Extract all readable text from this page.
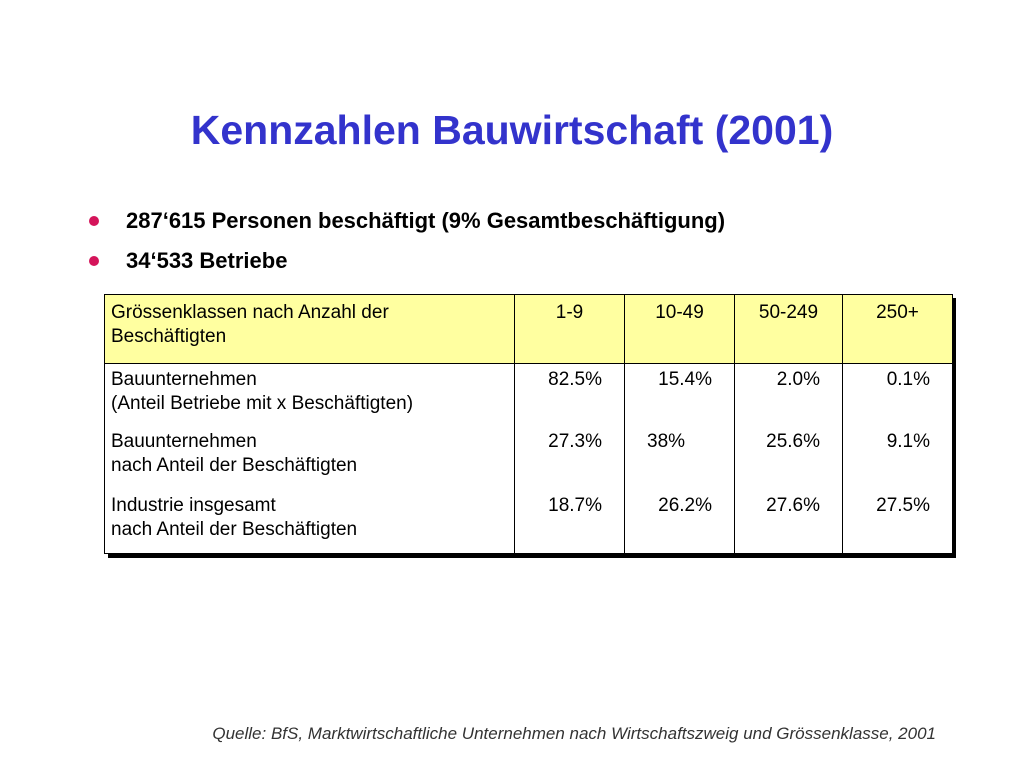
Kennzahlen Bauwirtschaft (2001)
287‘615 Personen beschäftigt (9% Gesamtbeschäftigung)
34‘533 Betriebe
Grössenklassen nach Anzahl der
Beschäftigten	1-9	10-49	50-249	250+

Bauunternehmen
(Anteil Betriebe mit x Beschäftigten)	82.5%	15.4%	2.0%	0.1%

Bauunternehmen
nach Anteil der Beschäftigten	27.3%	38%	25.6%	9.1%

Industrie insgesamt
nach Anteil der Beschäftigten	18.7%	26.2%	27.6%	27.5%
Quelle: BfS, Marktwirtschaftliche Unternehmen nach Wirtschaftszweig und Grössenklasse, 2001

GIVEN REQUEST ->
Give the number of lines in the listing above that hold the string "Anteil", with nothing else.

WORKED ANSWER ->
3